DATASET:
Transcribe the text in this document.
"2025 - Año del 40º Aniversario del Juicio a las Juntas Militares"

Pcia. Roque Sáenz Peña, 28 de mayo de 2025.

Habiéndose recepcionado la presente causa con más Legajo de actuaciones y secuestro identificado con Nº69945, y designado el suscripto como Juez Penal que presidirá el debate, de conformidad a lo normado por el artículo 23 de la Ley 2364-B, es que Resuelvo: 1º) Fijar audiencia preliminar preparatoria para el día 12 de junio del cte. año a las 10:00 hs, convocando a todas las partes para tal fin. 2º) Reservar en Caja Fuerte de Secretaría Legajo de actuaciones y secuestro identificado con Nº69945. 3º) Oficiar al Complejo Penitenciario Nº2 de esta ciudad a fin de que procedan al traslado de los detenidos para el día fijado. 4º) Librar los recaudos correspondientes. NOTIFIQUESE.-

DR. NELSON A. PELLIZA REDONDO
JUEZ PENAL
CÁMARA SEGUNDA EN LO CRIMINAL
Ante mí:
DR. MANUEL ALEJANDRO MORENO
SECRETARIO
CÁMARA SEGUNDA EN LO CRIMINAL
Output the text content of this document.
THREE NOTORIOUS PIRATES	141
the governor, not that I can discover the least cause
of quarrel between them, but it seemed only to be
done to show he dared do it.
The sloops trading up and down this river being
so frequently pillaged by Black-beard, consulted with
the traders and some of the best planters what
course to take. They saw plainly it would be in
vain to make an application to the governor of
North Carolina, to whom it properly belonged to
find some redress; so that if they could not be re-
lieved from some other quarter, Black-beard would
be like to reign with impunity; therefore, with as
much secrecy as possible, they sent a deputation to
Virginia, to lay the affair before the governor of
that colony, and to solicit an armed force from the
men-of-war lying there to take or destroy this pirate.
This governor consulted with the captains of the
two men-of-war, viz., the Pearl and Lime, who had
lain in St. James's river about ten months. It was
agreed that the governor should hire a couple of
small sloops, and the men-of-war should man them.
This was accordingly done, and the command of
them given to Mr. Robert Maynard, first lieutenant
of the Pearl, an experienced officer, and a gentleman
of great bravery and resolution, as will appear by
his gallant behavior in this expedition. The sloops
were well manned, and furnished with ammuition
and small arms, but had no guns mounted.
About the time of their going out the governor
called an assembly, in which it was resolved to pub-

TASK:
Look for the word "take" and return every line where it occurs.

SOLUTION FOR THIS EXERCISE:
course to take. They saw plainly it would be in
men-of-war lying there to take or destroy this pirate.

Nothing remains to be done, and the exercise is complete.